** begin **

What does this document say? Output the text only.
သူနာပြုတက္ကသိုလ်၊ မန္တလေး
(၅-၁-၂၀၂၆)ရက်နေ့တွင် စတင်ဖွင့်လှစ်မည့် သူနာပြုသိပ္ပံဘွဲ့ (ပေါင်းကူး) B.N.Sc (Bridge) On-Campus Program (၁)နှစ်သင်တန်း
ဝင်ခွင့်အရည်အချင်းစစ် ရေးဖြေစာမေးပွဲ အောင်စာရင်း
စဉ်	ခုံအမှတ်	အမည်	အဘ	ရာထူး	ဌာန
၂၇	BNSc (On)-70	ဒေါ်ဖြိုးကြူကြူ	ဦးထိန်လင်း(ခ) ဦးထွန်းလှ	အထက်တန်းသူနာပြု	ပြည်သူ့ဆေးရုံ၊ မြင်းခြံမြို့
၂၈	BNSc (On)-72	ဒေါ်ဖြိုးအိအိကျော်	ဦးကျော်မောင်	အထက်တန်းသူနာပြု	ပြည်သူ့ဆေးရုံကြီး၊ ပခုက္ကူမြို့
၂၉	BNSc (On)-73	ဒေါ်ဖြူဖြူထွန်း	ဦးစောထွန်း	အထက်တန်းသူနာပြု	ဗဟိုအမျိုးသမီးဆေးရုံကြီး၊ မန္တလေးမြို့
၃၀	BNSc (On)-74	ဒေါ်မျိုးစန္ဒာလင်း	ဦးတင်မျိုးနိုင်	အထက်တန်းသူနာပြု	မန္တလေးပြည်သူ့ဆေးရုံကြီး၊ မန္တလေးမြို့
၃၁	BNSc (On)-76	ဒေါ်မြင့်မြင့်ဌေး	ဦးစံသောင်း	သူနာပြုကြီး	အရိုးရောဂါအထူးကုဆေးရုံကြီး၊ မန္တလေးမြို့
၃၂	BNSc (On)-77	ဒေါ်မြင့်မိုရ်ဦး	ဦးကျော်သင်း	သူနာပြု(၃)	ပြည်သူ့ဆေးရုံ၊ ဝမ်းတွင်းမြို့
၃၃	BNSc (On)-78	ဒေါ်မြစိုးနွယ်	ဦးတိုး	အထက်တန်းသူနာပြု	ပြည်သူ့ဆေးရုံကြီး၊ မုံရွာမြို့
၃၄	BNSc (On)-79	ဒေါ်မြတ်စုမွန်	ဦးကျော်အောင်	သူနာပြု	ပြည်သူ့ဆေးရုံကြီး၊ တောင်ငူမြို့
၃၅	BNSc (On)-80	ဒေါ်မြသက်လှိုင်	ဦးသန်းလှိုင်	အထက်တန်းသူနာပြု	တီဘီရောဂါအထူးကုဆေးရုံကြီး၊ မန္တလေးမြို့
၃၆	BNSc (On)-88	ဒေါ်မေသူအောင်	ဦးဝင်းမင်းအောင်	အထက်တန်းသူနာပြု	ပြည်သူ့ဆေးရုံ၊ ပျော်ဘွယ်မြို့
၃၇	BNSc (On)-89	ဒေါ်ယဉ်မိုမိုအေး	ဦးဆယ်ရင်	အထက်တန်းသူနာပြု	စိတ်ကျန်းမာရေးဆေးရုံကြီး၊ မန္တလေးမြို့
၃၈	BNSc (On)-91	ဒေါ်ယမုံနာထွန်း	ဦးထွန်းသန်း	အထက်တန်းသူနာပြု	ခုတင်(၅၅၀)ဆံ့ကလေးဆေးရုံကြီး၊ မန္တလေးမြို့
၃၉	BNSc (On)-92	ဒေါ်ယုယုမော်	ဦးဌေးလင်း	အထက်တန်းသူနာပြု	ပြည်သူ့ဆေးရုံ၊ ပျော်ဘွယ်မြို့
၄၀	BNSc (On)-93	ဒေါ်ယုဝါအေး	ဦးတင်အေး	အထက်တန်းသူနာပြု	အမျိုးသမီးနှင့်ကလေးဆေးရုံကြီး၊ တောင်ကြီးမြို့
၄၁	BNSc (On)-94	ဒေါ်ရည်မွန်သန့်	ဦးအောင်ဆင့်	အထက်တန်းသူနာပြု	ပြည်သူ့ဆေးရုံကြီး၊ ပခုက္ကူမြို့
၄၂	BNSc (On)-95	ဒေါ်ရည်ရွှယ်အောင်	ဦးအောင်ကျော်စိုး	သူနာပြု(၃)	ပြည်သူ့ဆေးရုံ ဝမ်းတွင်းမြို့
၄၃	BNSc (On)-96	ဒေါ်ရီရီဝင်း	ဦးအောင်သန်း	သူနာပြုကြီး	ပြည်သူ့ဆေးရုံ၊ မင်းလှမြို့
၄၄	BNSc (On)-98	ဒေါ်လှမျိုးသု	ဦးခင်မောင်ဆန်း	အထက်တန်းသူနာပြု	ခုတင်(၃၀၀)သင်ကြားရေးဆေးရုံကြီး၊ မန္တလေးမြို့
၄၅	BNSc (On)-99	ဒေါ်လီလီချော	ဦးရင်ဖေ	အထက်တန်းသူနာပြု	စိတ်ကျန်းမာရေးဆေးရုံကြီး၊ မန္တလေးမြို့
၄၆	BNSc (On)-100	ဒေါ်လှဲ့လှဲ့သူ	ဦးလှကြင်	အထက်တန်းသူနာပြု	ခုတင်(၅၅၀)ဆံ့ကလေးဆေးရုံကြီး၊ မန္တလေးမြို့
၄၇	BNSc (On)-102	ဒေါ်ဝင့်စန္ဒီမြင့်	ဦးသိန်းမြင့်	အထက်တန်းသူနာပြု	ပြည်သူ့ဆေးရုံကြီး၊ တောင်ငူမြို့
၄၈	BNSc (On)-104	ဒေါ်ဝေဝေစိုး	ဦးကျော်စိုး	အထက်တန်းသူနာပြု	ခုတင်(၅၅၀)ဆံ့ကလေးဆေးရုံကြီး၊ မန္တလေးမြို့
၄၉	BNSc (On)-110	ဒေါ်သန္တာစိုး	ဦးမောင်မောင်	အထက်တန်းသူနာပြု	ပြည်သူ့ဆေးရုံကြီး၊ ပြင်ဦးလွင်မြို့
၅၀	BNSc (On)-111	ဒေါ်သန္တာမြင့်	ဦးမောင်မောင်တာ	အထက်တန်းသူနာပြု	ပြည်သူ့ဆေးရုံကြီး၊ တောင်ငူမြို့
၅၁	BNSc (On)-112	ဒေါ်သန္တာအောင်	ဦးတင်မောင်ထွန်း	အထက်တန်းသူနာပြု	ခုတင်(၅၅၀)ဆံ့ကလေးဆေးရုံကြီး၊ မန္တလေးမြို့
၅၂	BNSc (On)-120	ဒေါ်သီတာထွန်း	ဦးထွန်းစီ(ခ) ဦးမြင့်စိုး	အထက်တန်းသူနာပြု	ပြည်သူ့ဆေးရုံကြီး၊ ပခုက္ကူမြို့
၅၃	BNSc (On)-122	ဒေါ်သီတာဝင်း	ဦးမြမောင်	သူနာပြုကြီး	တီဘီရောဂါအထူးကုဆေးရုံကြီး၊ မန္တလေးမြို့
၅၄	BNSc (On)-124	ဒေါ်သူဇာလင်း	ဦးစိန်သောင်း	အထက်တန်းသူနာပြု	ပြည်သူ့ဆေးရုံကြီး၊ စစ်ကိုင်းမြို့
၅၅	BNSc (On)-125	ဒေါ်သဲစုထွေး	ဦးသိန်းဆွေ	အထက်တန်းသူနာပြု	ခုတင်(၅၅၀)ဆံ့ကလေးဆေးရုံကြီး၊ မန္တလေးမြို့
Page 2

** end **

=== To be done ===
Please return the data above exactly as given.

=== Output for this exercise ===
What does this document say? Output the text only.
သူနာပြုတက္ကသိုလ်၊ မန္တလေး
(၅-၁-၂၀၂၆)ရက်နေ့တွင် စတင်ဖွင့်လှစ်မည့် သူနာပြုသိပ္ပံဘွဲ့ (ပေါင်းကူး) B.N.Sc (Bridge) On-Campus Program (၁)နှစ်သင်တန်း
ဝင်ခွင့်အရည်အချင်းစစ် ရေးဖြေစာမေးပွဲ အောင်စာရင်း
စဉ်	ခုံအမှတ်	အမည်	အဘ	ရာထူး	ဌာန
၂၇	BNSc (On)-70	ဒေါ်ဖြိုးကြူကြူ	ဦးထိန်လင်း(ခ) ဦးထွန်းလှ	အထက်တန်းသူနာပြု	ပြည်သူ့ဆေးရုံ၊ မြင်းခြံမြို့
၂၈	BNSc (On)-72	ဒေါ်ဖြိုးအိအိကျော်	ဦးကျော်မောင်	အထက်တန်းသူနာပြု	ပြည်သူ့ဆေးရုံကြီး၊ ပခုက္ကူမြို့
၂၉	BNSc (On)-73	ဒေါ်ဖြူဖြူထွန်း	ဦးစောထွန်း	အထက်တန်းသူနာပြု	ဗဟိုအမျိုးသမီးဆေးရုံကြီး၊ မန္တလေးမြို့
၃၀	BNSc (On)-74	ဒေါ်မျိုးစန္ဒာလင်း	ဦးတင်မျိုးနိုင်	အထက်တန်းသူနာပြု	မန္တလေးပြည်သူ့ဆေးရုံကြီး၊ မန္တလေးမြို့
၃၁	BNSc (On)-76	ဒေါ်မြင့်မြင့်ဌေး	ဦးစံသောင်း	သူနာပြုကြီး	အရိုးရောဂါအထူးကုဆေးရုံကြီး၊ မန္တလေးမြို့
၃၂	BNSc (On)-77	ဒေါ်မြင့်မိုရ်ဦး	ဦးကျော်သင်း	သူနာပြု(၃)	ပြည်သူ့ဆေးရုံ၊ ဝမ်းတွင်းမြို့
၃၃	BNSc (On)-78	ဒေါ်မြစိုးနွယ်	ဦးတိုး	အထက်တန်းသူနာပြု	ပြည်သူ့ဆေးရုံကြီး၊ မုံရွာမြို့
၃၄	BNSc (On)-79	ဒေါ်မြတ်စုမွန်	ဦးကျော်အောင်	သူနာပြု	ပြည်သူ့ဆေးရုံကြီး၊ တောင်ငူမြို့
၃၅	BNSc (On)-80	ဒေါ်မြသက်လှိုင်	ဦးသန်းလှိုင်	အထက်တန်းသူနာပြု	တီဘီရောဂါအထူးကုဆေးရုံကြီး၊ မန္တလေးမြို့
၃၆	BNSc (On)-88	ဒေါ်မေသူအောင်	ဦးဝင်းမင်းအောင်	အထက်တန်းသူနာပြု	ပြည်သူ့ဆေးရုံ၊ ပျော်ဘွယ်မြို့
၃၇	BNSc (On)-89	ဒေါ်ယဉ်မိုမိုအေး	ဦးဆယ်ရင်	အထက်တန်းသူနာပြု	စိတ်ကျန်းမာရေးဆေးရုံကြီး၊ မန္တလေးမြို့
၃၈	BNSc (On)-91	ဒေါ်ယမုံနာထွန်း	ဦးထွန်းသန်း	အထက်တန်းသူနာပြု	ခုတင်(၅၅၀)ဆံ့ကလေးဆေးရုံကြီး၊ မန္တလေးမြို့
၃၉	BNSc (On)-92	ဒေါ်ယုယုမော်	ဦးဌေးလင်း	အထက်တန်းသူနာပြု	ပြည်သူ့ဆေးရုံ၊ ပျော်ဘွယ်မြို့
၄၀	BNSc (On)-93	ဒေါ်ယုဝါအေး	ဦးတင်အေး	အထက်တန်းသူနာပြု	အမျိုးသမီးနှင့်ကလေးဆေးရုံကြီး၊ တောင်ကြီးမြို့
၄၁	BNSc (On)-94	ဒေါ်ရည်မွန်သန့်	ဦးအောင်ဆင့်	အထက်တန်းသူနာပြု	ပြည်သူ့ဆေးရုံကြီး၊ ပခုက္ကူမြို့
၄၂	BNSc (On)-95	ဒေါ်ရည်ရွှယ်အောင်	ဦးအောင်ကျော်စိုး	သူနာပြု(၃)	ပြည်သူ့ဆေးရုံ ဝမ်းတွင်းမြို့
၄၃	BNSc (On)-96	ဒေါ်ရီရီဝင်း	ဦးအောင်သန်း	သူနာပြုကြီး	ပြည်သူ့ဆေးရုံ၊ မင်းလှမြို့
၄၄	BNSc (On)-98	ဒေါ်လှမျိုးသု	ဦးခင်မောင်ဆန်း	အထက်တန်းသူနာပြု	ခုတင်(၃၀၀)သင်ကြားရေးဆေးရုံကြီး၊ မန္တလေးမြို့
၄၅	BNSc (On)-99	ဒေါ်လီလီချော	ဦးရင်ဖေ	အထက်တန်းသူနာပြု	စိတ်ကျန်းမာရေးဆေးရုံကြီး၊ မန္တလေးမြို့
၄၆	BNSc (On)-100	ဒေါ်လှဲ့လှဲ့သူ	ဦးလှကြင်	အထက်တန်းသူနာပြု	ခုတင်(၅၅၀)ဆံ့ကလေးဆေးရုံကြီး၊ မန္တလေးမြို့
၄၇	BNSc (On)-102	ဒေါ်ဝင့်စန္ဒီမြင့်	ဦးသိန်းမြင့်	အထက်တန်းသူနာပြု	ပြည်သူ့ဆေးရုံကြီး၊ တောင်ငူမြို့
၄၈	BNSc (On)-104	ဒေါ်ဝေဝေစိုး	ဦးကျော်စိုး	အထက်တန်းသူနာပြု	ခုတင်(၅၅၀)ဆံ့ကလေးဆေးရုံကြီး၊ မန္တလေးမြို့
၄၉	BNSc (On)-110	ဒေါ်သန္တာစိုး	ဦးမောင်မောင်	အထက်တန်းသူနာပြု	ပြည်သူ့ဆေးရုံကြီး၊ ပြင်ဦးလွင်မြို့
၅၀	BNSc (On)-111	ဒေါ်သန္တာမြင့်	ဦးမောင်မောင်တာ	အထက်တန်းသူနာပြု	ပြည်သူ့ဆေးရုံကြီး၊ တောင်ငူမြို့
၅၁	BNSc (On)-112	ဒေါ်သန္တာအောင်	ဦးတင်မောင်ထွန်း	အထက်တန်းသူနာပြု	ခုတင်(၅၅၀)ဆံ့ကလေးဆေးရုံကြီး၊ မန္တလေးမြို့
၅၂	BNSc (On)-120	ဒေါ်သီတာထွန်း	ဦးထွန်းစီ(ခ) ဦးမြင့်စိုး	အထက်တန်းသူနာပြု	ပြည်သူ့ဆေးရုံကြီး၊ ပခုက္ကူမြို့
၅၃	BNSc (On)-122	ဒေါ်သီတာဝင်း	ဦးမြမောင်	သူနာပြုကြီး	တီဘီရောဂါအထူးကုဆေးရုံကြီး၊ မန္တလေးမြို့
၅၄	BNSc (On)-124	ဒေါ်သူဇာလင်း	ဦးစိန်သောင်း	အထက်တန်းသူနာပြု	ပြည်သူ့ဆေးရုံကြီး၊ စစ်ကိုင်းမြို့
၅၅	BNSc (On)-125	ဒေါ်သဲစုထွေး	ဦးသိန်းဆွေ	အထက်တန်းသူနာပြု	ခုတင်(၅၅၀)ဆံ့ကလေးဆေးရုံကြီး၊ မန္တလေးမြို့
Page 2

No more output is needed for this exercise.